In the entries that follow, find every line containing "cooked" and copy it.

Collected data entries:
::::

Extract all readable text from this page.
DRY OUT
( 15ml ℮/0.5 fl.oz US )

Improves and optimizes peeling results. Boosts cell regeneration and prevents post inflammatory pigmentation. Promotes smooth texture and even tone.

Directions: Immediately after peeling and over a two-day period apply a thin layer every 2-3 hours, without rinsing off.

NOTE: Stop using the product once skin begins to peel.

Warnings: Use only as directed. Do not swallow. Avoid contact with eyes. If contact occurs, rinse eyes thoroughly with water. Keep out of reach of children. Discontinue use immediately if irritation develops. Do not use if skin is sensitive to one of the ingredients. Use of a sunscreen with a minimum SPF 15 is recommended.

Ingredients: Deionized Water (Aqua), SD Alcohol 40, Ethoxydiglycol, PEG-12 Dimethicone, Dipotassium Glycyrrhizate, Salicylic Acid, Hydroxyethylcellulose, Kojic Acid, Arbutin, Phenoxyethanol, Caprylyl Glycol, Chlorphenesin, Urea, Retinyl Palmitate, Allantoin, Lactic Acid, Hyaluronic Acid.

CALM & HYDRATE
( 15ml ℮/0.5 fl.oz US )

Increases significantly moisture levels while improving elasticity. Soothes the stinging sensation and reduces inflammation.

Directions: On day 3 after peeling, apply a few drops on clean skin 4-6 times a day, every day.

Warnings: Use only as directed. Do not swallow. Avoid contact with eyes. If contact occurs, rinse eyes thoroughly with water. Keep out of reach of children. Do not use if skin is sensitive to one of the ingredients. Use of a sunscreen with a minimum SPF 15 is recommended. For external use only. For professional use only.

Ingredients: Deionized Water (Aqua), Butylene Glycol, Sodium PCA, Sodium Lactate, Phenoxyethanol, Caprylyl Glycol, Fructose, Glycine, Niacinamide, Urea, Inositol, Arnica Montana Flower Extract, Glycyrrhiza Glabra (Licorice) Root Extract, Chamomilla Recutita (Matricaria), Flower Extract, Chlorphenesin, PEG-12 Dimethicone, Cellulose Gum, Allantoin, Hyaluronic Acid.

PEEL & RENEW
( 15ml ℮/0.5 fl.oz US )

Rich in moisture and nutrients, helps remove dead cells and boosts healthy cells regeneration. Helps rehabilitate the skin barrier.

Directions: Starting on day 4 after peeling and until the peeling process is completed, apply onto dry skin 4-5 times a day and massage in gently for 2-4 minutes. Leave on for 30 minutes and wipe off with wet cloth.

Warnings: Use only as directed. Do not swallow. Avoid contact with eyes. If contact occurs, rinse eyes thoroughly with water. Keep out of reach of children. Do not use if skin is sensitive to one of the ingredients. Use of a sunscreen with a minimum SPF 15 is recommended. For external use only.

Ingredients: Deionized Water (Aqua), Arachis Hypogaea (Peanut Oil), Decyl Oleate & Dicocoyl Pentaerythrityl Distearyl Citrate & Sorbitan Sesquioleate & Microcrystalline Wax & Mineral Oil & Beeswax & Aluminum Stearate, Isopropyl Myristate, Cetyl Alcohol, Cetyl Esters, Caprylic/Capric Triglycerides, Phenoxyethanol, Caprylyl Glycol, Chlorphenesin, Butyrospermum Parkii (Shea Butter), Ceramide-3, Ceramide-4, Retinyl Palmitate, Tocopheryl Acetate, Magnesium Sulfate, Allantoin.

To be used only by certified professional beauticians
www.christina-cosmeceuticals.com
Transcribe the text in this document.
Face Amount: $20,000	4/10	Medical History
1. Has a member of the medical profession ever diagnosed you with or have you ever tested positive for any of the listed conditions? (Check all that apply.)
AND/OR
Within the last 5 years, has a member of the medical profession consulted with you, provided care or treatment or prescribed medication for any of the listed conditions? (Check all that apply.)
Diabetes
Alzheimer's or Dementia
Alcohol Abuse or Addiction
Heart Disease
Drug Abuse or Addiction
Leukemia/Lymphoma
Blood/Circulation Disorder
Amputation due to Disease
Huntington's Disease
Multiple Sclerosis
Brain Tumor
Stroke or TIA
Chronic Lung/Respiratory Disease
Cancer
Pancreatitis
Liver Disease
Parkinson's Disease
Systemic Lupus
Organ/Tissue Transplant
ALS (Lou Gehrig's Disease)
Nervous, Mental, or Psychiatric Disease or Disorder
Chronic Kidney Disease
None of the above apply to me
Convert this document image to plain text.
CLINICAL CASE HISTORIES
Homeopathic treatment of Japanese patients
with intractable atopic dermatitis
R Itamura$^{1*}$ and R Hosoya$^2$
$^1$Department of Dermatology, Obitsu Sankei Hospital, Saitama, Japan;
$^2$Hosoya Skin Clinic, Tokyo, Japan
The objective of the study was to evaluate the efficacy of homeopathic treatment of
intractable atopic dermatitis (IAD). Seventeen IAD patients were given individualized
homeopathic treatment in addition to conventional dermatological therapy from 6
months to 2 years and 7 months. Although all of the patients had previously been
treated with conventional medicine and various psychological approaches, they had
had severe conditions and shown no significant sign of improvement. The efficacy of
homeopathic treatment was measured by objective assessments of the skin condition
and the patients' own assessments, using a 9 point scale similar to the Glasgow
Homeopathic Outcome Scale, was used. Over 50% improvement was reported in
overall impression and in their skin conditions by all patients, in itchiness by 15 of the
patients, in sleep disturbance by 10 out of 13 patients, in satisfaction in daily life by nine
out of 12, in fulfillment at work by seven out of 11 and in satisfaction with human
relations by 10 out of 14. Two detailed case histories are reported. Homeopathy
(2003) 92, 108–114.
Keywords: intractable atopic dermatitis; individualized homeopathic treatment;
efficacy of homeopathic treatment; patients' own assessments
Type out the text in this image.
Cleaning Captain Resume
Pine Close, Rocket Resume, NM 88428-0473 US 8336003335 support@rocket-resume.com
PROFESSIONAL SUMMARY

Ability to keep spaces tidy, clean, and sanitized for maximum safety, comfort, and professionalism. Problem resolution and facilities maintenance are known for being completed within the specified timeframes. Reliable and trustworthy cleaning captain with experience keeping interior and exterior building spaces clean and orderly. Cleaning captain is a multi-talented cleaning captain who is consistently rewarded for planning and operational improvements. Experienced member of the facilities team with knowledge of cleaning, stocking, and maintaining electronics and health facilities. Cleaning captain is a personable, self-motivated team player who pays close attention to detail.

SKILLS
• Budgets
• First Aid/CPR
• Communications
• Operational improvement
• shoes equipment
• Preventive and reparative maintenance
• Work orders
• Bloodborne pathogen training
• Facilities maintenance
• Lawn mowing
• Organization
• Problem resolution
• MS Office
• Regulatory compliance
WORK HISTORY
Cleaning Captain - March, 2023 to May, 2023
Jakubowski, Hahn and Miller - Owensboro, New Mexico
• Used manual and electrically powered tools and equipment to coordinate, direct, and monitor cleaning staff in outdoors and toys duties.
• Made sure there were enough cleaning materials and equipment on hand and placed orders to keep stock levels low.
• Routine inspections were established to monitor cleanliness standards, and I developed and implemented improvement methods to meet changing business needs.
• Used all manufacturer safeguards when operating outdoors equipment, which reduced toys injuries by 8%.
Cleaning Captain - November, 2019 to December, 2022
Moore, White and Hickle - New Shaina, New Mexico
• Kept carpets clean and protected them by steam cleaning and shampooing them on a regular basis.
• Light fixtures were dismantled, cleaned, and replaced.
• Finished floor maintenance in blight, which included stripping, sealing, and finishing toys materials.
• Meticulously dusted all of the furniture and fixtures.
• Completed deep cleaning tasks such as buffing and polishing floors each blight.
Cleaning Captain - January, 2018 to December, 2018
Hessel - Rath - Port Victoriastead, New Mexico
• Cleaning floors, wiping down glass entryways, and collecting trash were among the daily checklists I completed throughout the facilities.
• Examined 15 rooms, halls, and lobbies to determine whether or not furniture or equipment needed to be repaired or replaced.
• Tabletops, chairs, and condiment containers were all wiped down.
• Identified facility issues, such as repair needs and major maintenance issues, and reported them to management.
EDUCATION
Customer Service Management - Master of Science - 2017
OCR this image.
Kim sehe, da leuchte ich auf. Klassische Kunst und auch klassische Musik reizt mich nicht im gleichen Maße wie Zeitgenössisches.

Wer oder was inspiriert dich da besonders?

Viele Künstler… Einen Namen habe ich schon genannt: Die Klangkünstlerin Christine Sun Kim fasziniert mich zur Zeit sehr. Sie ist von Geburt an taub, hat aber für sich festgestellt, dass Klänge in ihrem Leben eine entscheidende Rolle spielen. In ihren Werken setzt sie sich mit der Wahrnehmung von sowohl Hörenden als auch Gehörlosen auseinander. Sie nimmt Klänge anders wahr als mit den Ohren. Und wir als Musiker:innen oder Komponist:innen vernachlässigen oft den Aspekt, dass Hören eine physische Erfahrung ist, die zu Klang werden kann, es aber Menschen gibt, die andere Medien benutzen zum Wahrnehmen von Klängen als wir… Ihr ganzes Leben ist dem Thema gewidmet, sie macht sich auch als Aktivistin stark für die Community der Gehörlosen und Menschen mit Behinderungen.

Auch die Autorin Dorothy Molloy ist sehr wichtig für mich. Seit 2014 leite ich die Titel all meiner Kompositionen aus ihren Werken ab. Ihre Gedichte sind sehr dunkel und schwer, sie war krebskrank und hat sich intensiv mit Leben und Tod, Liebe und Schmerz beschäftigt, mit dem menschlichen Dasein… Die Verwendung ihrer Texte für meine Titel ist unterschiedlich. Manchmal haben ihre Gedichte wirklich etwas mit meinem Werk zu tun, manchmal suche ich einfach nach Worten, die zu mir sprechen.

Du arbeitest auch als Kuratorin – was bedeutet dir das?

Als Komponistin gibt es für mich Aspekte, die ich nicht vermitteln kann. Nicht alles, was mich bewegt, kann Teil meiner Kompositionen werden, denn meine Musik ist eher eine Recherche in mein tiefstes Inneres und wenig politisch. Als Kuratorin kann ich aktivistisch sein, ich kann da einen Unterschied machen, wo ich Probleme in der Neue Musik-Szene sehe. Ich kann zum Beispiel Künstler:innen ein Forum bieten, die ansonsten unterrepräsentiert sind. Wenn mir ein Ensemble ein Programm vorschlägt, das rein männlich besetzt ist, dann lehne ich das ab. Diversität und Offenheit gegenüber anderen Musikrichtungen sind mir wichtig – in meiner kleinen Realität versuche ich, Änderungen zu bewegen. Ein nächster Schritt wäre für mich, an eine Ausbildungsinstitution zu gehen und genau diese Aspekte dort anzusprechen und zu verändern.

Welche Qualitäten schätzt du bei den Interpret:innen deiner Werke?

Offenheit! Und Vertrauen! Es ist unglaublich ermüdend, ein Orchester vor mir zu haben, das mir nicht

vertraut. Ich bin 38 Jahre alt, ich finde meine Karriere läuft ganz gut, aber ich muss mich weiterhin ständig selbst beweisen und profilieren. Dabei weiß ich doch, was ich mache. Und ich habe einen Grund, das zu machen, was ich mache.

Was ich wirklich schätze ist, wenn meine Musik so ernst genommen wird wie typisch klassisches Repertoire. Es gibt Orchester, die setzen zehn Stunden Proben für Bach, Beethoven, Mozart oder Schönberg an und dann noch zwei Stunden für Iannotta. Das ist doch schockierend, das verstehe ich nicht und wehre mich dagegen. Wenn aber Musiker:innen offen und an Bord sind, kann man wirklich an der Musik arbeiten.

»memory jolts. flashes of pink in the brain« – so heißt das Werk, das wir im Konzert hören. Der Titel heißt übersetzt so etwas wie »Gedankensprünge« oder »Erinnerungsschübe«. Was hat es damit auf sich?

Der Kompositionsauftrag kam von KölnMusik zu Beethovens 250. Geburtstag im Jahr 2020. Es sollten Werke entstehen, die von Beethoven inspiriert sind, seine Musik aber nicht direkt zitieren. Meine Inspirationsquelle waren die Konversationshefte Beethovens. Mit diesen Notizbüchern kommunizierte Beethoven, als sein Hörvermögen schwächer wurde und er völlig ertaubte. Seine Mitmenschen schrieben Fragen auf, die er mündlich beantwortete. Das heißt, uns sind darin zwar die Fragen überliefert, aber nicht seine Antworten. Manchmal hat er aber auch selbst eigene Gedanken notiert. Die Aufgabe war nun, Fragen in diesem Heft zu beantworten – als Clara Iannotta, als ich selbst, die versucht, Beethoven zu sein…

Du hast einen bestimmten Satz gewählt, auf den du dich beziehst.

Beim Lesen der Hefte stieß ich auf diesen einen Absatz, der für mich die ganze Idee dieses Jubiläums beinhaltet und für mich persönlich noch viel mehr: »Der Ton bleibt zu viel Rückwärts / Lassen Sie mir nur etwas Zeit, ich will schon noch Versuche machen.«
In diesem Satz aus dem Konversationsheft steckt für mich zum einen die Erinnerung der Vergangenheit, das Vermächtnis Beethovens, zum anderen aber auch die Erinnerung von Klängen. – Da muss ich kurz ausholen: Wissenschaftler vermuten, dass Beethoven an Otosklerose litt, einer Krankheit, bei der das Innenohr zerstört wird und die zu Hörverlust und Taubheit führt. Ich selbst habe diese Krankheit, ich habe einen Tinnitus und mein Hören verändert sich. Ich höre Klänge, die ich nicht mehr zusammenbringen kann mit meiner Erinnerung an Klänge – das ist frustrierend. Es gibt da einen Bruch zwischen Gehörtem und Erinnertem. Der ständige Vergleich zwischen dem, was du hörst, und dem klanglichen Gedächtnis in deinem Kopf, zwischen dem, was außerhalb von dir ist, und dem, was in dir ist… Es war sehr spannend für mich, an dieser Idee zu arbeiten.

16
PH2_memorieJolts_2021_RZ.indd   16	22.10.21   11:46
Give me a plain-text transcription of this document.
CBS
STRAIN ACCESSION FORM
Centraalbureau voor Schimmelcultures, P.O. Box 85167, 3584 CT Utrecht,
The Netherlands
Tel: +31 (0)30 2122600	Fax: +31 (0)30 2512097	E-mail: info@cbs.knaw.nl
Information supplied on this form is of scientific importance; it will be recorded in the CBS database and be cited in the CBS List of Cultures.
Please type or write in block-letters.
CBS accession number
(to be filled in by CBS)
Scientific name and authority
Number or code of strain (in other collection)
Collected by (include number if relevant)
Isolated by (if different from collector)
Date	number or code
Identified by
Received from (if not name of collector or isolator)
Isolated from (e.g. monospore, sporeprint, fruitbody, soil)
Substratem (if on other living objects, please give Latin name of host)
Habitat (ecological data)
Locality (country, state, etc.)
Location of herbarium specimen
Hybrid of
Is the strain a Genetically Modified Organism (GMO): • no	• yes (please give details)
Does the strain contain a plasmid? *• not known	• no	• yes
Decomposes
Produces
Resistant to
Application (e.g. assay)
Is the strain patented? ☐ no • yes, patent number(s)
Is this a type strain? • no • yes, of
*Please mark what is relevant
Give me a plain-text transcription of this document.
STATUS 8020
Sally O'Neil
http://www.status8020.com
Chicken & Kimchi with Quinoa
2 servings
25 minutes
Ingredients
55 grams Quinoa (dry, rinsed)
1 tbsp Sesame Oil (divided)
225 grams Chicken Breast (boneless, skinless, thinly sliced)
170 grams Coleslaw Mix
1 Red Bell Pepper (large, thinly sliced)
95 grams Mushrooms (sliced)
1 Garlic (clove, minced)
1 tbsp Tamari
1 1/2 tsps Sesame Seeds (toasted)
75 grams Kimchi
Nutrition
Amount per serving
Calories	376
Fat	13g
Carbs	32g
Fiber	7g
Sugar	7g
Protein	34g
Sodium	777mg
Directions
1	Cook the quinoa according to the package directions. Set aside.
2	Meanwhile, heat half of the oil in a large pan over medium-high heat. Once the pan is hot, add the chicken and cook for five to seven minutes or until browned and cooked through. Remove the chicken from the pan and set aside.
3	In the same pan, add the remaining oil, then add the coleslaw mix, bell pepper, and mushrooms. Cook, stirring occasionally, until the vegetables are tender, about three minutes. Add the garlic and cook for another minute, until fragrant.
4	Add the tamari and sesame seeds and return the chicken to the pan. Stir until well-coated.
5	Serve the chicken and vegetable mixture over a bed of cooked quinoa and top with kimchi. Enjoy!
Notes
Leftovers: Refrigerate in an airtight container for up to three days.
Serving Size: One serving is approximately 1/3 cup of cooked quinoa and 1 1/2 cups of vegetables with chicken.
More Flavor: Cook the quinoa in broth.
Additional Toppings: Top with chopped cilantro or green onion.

::::

* Expected answer:
2	Meanwhile, heat half of the oil in a large pan over medium-high heat. Once the pan is hot, add the chicken and cook for five to seven minutes or until browned and cooked through. Remove the chicken from the pan and set aside.
5	Serve the chicken and vegetable mixture over a bed of cooked quinoa and top with kimchi. Enjoy!
Serving Size: One serving is approximately 1/3 cup of cooked quinoa and 1 1/2 cups of vegetables with chicken.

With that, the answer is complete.